Required work: Find every line with the word "JSON". Copy those lines.
[Begin Data extract]
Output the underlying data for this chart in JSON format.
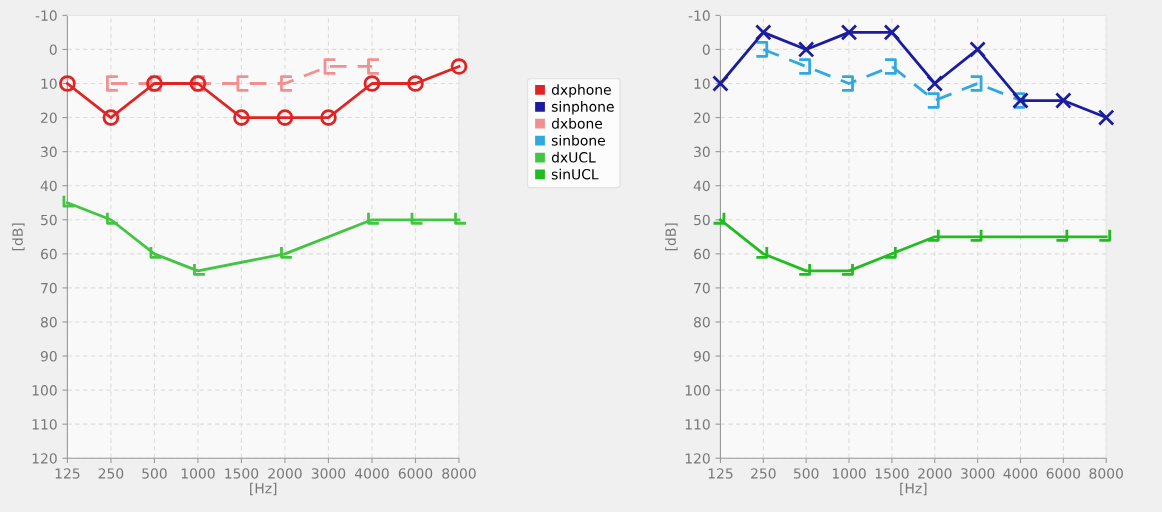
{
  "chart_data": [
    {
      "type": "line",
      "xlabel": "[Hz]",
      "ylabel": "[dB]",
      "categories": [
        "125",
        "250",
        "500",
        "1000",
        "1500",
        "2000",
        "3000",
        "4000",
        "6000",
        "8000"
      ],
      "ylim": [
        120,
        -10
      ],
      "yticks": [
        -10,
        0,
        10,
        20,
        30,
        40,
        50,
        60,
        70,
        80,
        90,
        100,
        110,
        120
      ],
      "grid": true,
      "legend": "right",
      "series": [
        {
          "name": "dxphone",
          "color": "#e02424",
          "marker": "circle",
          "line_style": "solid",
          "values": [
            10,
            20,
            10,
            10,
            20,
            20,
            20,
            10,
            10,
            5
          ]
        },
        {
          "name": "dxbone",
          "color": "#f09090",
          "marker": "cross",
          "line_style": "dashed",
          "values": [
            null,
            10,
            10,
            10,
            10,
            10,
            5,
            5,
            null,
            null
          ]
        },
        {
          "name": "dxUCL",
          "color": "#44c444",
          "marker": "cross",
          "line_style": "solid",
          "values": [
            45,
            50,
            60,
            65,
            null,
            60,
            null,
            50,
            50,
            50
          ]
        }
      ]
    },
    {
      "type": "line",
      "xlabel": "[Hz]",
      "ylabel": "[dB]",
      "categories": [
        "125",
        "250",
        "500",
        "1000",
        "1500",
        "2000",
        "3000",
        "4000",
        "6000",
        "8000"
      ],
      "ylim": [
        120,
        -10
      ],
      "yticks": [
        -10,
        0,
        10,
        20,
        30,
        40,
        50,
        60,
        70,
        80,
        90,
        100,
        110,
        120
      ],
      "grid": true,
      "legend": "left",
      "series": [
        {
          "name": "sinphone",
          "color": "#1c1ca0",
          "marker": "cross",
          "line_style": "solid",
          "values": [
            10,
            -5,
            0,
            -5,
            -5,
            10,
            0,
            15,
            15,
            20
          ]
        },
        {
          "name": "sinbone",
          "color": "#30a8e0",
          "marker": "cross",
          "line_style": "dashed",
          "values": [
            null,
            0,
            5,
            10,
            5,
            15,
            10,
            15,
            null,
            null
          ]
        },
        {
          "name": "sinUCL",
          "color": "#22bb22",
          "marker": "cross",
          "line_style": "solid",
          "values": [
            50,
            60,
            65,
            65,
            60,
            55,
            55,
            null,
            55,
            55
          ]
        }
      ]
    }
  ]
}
[End Data extract]
[Begin Data extract]
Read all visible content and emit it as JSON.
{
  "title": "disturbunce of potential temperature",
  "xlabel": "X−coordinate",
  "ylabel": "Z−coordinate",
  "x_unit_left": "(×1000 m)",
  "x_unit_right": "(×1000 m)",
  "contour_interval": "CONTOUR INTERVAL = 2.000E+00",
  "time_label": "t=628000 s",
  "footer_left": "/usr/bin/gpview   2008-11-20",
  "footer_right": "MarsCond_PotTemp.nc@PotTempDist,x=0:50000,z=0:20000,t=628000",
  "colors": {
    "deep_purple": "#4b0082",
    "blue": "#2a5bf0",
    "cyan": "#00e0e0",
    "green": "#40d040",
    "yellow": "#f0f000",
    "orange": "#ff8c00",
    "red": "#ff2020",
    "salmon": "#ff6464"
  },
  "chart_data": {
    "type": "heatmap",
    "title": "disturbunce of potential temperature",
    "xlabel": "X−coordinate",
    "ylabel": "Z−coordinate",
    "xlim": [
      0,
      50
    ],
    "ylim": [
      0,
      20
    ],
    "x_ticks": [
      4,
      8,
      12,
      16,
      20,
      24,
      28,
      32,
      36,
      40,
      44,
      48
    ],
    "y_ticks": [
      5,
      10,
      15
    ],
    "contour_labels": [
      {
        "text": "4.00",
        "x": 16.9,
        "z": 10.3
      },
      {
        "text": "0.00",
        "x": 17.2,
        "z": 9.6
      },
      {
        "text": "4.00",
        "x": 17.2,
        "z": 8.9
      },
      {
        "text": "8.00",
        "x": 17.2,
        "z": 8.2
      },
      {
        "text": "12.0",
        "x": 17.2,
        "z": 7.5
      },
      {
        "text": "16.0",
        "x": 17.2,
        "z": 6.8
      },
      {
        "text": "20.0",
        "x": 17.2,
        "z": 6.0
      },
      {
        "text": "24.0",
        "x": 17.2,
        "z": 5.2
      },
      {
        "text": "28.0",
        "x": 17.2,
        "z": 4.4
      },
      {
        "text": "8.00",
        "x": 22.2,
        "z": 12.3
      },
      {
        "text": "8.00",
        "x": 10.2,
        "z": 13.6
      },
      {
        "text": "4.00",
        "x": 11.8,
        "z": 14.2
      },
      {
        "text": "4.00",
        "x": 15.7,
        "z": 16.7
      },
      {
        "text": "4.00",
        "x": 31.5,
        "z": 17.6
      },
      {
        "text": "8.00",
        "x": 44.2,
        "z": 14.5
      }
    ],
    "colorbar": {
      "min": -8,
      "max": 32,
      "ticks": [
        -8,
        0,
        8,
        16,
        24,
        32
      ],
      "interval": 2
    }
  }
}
[End Data extract]
Output for this task:
Output the underlying data for this chart in JSON format.
Read all visible content and emit it as JSON.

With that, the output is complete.